### What is being asked
Pull out every line of the records below, unchanged and in the same order, and leave the pictures out.
____________________
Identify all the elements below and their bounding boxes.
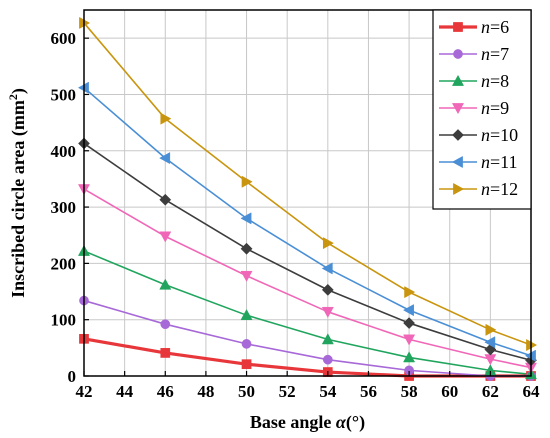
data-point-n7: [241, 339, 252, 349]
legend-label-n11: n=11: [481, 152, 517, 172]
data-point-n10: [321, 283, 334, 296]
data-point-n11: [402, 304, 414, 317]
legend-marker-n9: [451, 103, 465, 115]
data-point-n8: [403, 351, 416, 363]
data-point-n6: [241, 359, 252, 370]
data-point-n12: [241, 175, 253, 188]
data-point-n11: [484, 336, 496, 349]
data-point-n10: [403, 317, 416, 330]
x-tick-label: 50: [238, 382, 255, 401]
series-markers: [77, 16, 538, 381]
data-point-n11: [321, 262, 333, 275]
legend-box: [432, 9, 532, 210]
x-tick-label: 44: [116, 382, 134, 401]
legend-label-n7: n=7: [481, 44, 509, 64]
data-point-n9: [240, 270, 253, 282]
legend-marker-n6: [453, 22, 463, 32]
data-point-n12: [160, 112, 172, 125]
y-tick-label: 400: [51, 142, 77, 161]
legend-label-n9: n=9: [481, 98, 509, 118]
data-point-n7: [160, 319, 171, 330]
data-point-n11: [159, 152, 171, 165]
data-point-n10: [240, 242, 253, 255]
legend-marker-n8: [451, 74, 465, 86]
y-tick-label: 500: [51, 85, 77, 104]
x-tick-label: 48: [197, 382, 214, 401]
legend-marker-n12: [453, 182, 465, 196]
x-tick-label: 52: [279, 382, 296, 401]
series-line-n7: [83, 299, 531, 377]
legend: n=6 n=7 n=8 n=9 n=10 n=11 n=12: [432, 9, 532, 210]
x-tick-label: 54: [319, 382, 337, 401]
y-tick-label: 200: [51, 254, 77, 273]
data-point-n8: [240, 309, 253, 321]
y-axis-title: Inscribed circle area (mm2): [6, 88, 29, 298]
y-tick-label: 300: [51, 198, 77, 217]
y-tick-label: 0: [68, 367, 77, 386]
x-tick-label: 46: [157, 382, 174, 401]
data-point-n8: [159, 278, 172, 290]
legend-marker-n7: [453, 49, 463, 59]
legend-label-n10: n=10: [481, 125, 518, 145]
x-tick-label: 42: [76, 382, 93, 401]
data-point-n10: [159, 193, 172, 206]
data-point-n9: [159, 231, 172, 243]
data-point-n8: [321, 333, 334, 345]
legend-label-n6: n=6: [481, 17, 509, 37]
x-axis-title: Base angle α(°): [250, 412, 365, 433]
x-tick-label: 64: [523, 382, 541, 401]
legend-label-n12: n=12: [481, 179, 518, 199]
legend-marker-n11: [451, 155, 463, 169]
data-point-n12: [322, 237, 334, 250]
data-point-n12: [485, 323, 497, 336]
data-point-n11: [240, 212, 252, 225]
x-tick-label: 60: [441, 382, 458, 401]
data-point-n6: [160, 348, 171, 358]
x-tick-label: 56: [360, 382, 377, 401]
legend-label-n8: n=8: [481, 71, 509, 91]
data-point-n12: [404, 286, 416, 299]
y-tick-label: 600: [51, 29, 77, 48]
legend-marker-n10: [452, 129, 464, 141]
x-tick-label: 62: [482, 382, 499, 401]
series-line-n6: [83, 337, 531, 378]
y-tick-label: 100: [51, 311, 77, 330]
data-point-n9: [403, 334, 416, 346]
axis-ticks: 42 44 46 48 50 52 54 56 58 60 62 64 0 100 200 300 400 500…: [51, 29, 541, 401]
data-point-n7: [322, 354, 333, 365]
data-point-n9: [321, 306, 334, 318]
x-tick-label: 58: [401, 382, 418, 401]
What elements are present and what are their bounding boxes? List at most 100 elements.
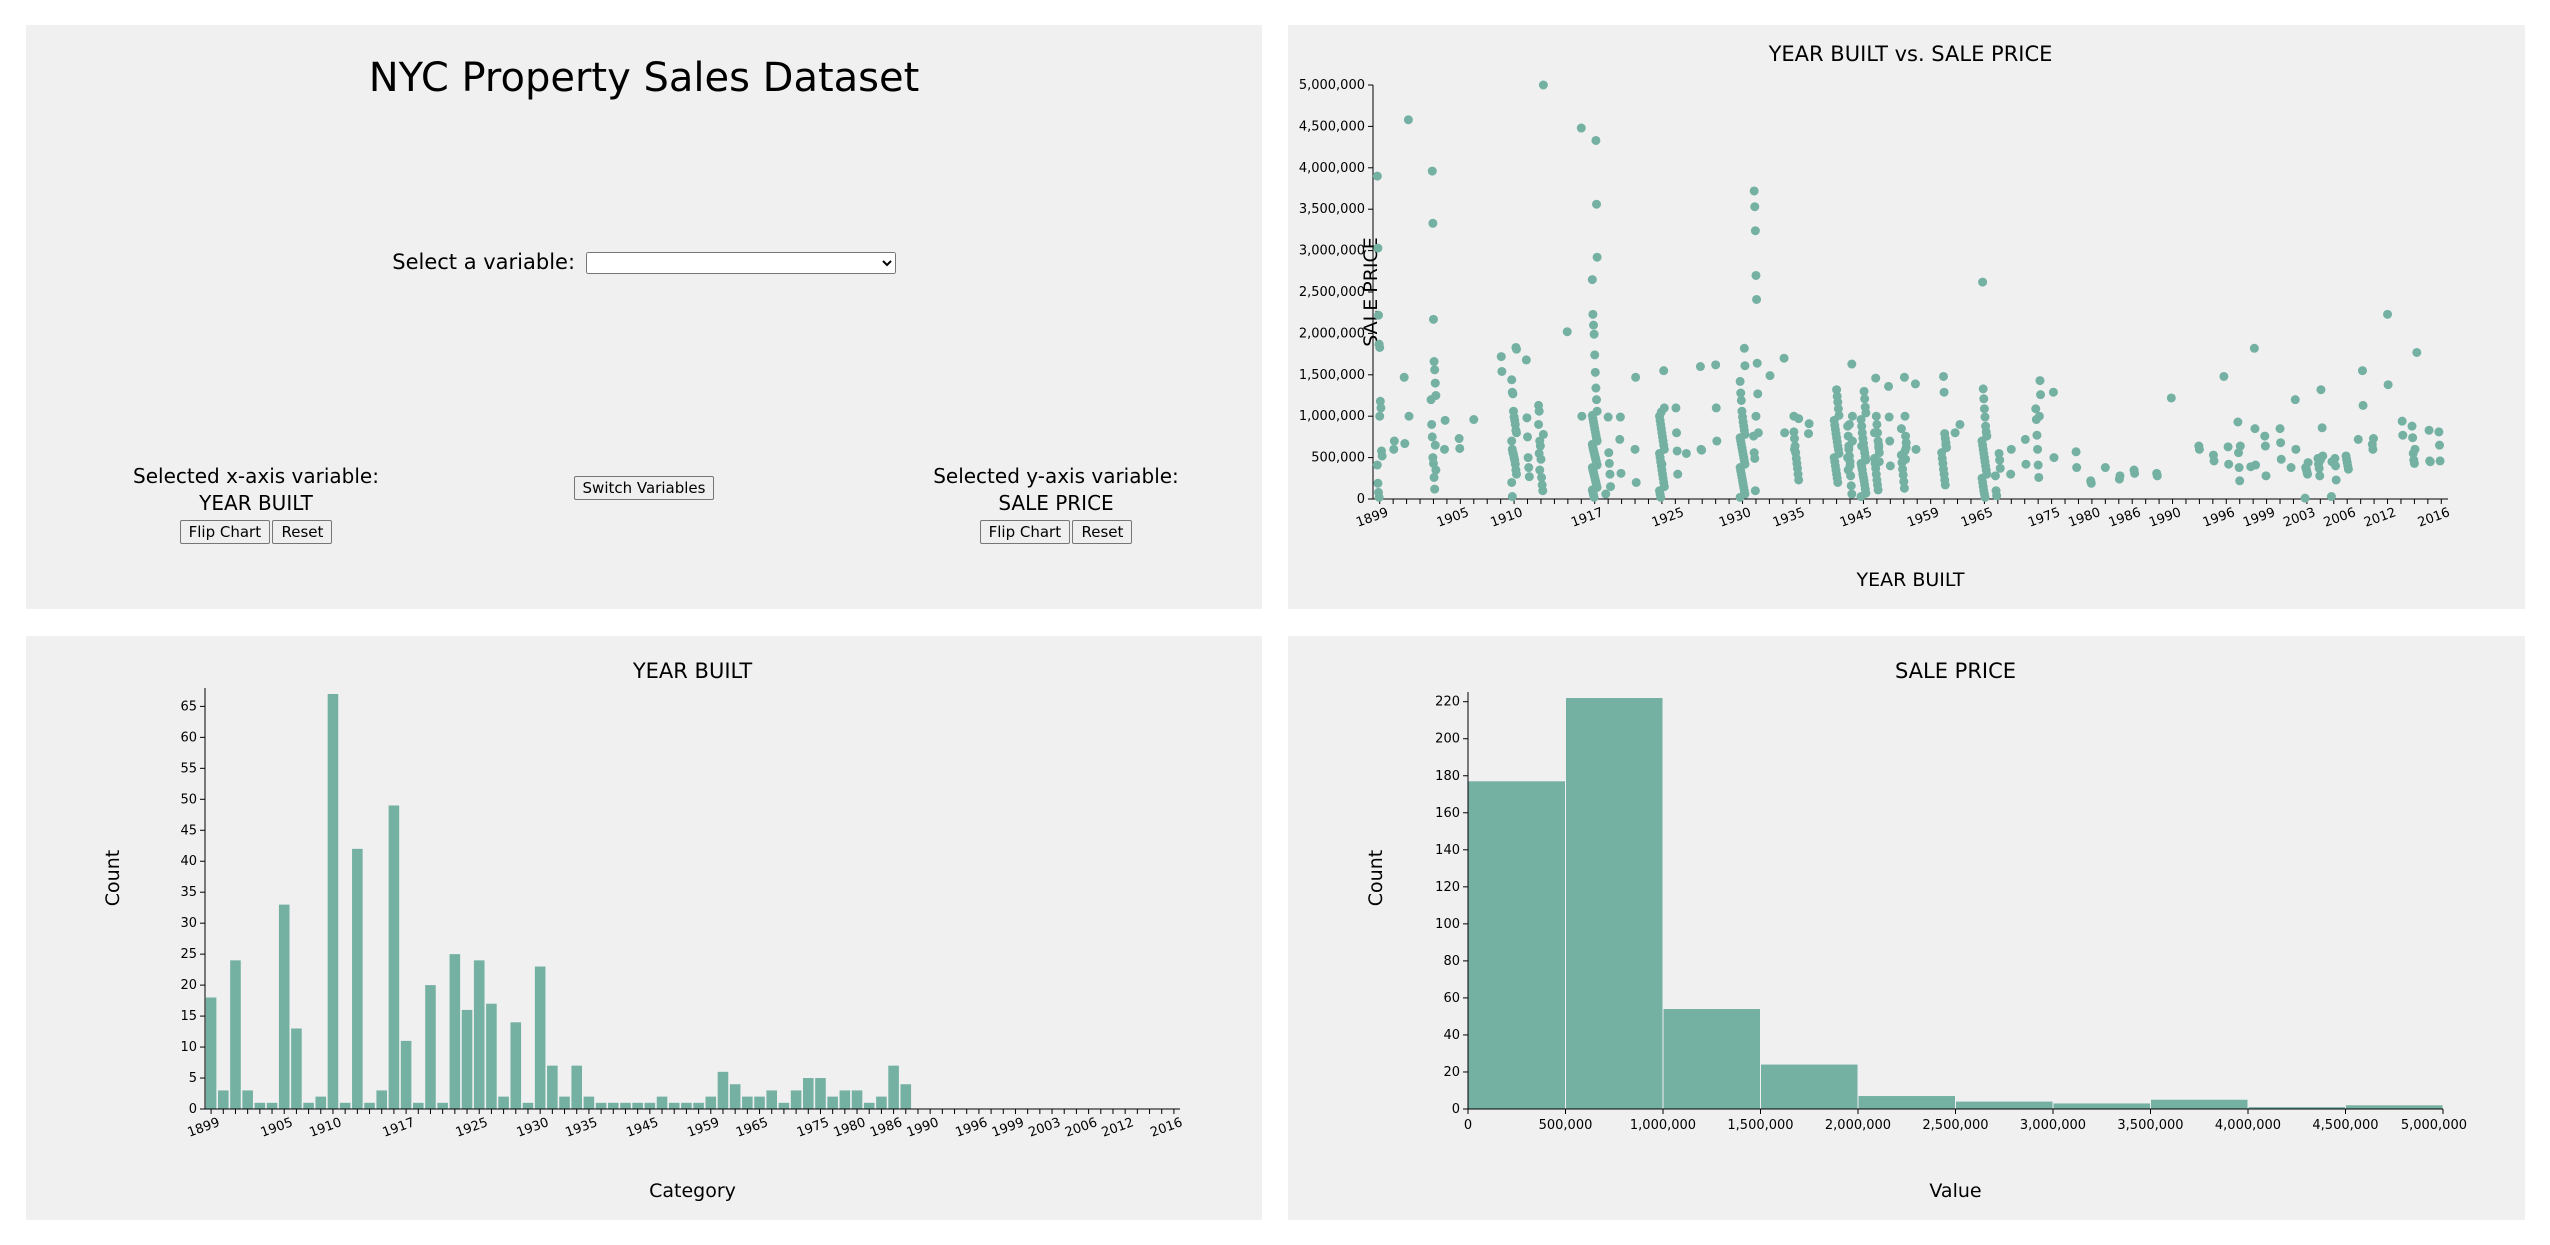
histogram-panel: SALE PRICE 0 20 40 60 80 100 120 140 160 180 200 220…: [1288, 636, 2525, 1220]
____________________
### Complete output
Identify all the elements below and their bounding boxes.
data-point-n7: [241, 339, 252, 349]
legend-label-n11: n=11: [481, 152, 517, 172]
data-point-n10: [321, 283, 334, 296]
data-point-n11: [402, 304, 414, 317]
legend-marker-n9: [451, 103, 465, 115]
data-point-n8: [403, 351, 416, 363]
data-point-n6: [241, 359, 252, 370]
data-point-n12: [241, 175, 253, 188]
data-point-n11: [484, 336, 496, 349]
data-point-n10: [403, 317, 416, 330]
x-tick-label: 50: [238, 382, 255, 401]
series-markers: [77, 16, 538, 381]
data-point-n11: [321, 262, 333, 275]
legend-box: [432, 9, 532, 210]
x-tick-label: 44: [116, 382, 134, 401]
legend-label-n7: n=7: [481, 44, 509, 64]
data-point-n9: [240, 270, 253, 282]
legend-marker-n6: [453, 22, 463, 32]
data-point-n12: [160, 112, 172, 125]
y-tick-label: 400: [51, 142, 77, 161]
legend-label-n9: n=9: [481, 98, 509, 118]
data-point-n7: [160, 319, 171, 330]
data-point-n11: [159, 152, 171, 165]
data-point-n10: [240, 242, 253, 255]
legend-marker-n8: [451, 74, 465, 86]
y-tick-label: 500: [51, 85, 77, 104]
x-tick-label: 48: [197, 382, 214, 401]
legend-marker-n12: [453, 182, 465, 196]
x-tick-label: 52: [279, 382, 296, 401]
series-line-n7: [83, 299, 531, 377]
legend: n=6 n=7 n=8 n=9 n=10 n=11 n=12: [432, 9, 532, 210]
x-tick-label: 54: [319, 382, 337, 401]
y-tick-label: 200: [51, 254, 77, 273]
data-point-n8: [240, 309, 253, 321]
y-axis-title: Inscribed circle area (mm2): [6, 88, 29, 298]
y-tick-label: 300: [51, 198, 77, 217]
y-tick-label: 0: [68, 367, 77, 386]
x-tick-label: 46: [157, 382, 174, 401]
data-point-n8: [159, 278, 172, 290]
legend-marker-n7: [453, 49, 463, 59]
legend-label-n10: n=10: [481, 125, 518, 145]
x-tick-label: 42: [76, 382, 93, 401]
data-point-n10: [159, 193, 172, 206]
data-point-n9: [159, 231, 172, 243]
data-point-n8: [321, 333, 334, 345]
legend-label-n6: n=6: [481, 17, 509, 37]
x-axis-title: Base angle α(°): [250, 412, 365, 433]
x-tick-label: 64: [523, 382, 541, 401]
legend-label-n12: n=12: [481, 179, 518, 199]
legend-marker-n11: [451, 155, 463, 169]
data-point-n12: [322, 237, 334, 250]
data-point-n12: [485, 323, 497, 336]
data-point-n11: [240, 212, 252, 225]
x-tick-label: 60: [441, 382, 458, 401]
data-point-n6: [160, 348, 171, 358]
x-tick-label: 56: [360, 382, 377, 401]
legend-label-n8: n=8: [481, 71, 509, 91]
data-point-n12: [404, 286, 416, 299]
y-tick-label: 600: [51, 29, 77, 48]
legend-marker-n10: [452, 129, 464, 141]
x-tick-label: 62: [482, 382, 499, 401]
series-line-n6: [83, 337, 531, 378]
y-tick-label: 100: [51, 311, 77, 330]
data-point-n9: [403, 334, 416, 346]
axis-ticks: 42 44 46 48 50 52 54 56 58 60 62 64 0 100 200 300 400 500…: [51, 29, 541, 401]
data-point-n7: [322, 354, 333, 365]
data-point-n9: [321, 306, 334, 318]
x-tick-label: 58: [401, 382, 418, 401]
What elements are present and what are their bounding boxes? List at most 100 elements.
histogram-panel: SALE PRICE 0 20 40 60 80 100 120 140 160 180 200 220…: [1288, 636, 2525, 1220]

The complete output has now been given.